__BRIEF__. Tell how many lines have the string "values" in them, and write nothing besides the number.

__RECORD EXCERPTS__.

— Start —

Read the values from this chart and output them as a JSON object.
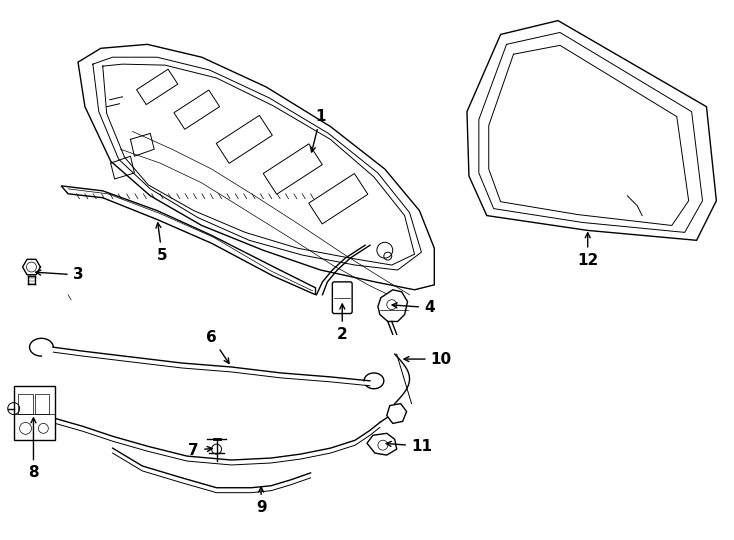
{
  "background_color": "#ffffff",
  "line_color": "#000000",
  "figure_width": 7.34,
  "figure_height": 5.4,
  "dpi": 100
}
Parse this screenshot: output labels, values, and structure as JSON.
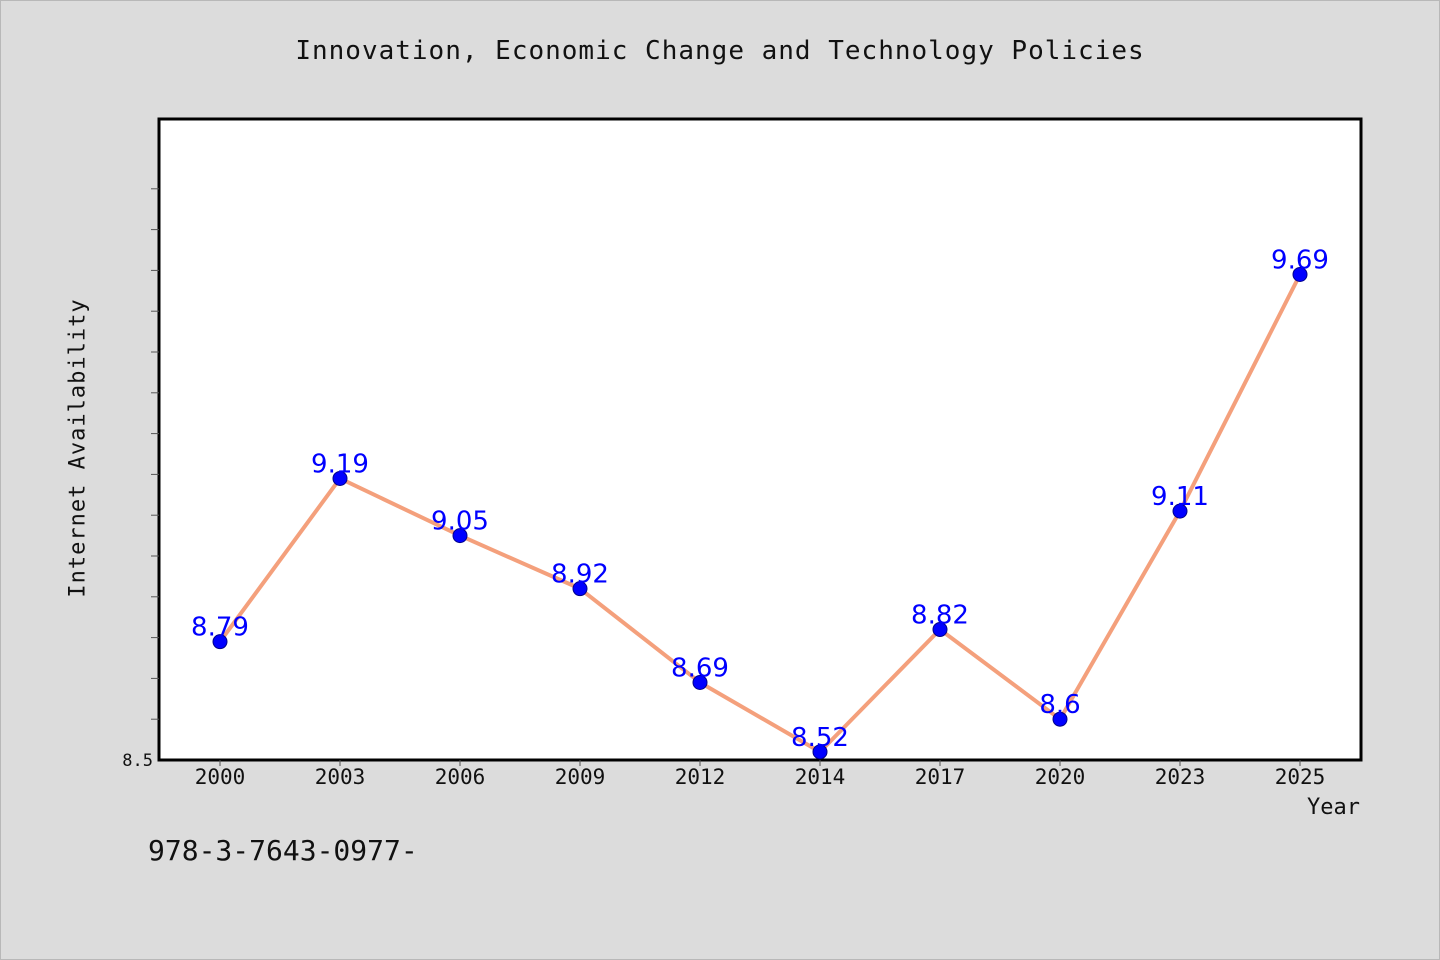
{
  "chart_data": {
    "type": "line",
    "title": "Innovation, Economic Change and Technology Policies",
    "xlabel": "Year",
    "ylabel": "Internet Availability",
    "categories": [
      "2000",
      "2003",
      "2006",
      "2009",
      "2012",
      "2014",
      "2017",
      "2020",
      "2023",
      "2025"
    ],
    "series": [
      {
        "values": [
          8.79,
          9.19,
          9.05,
          8.92,
          8.69,
          8.52,
          8.82,
          8.6,
          9.11,
          9.69
        ],
        "data_labels": [
          "8.79",
          "9.19",
          "9.05",
          "8.92",
          "8.69",
          "8.52",
          "8.82",
          "8.6",
          "9.11",
          "9.69"
        ],
        "line_color": "#f4a07c",
        "marker_color": "#0000ff",
        "label_color": "#0000ff"
      }
    ],
    "ylim": [
      8.5,
      10.0
    ],
    "ytick_labels": [
      "8.5"
    ],
    "grid": false,
    "legend": "none",
    "plot_background": "#ffffff",
    "figure_background": "#dcdcdc"
  },
  "footer": {
    "code": "978-3-7643-0977-"
  }
}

— End —

__RIGHT ANSWER__. 3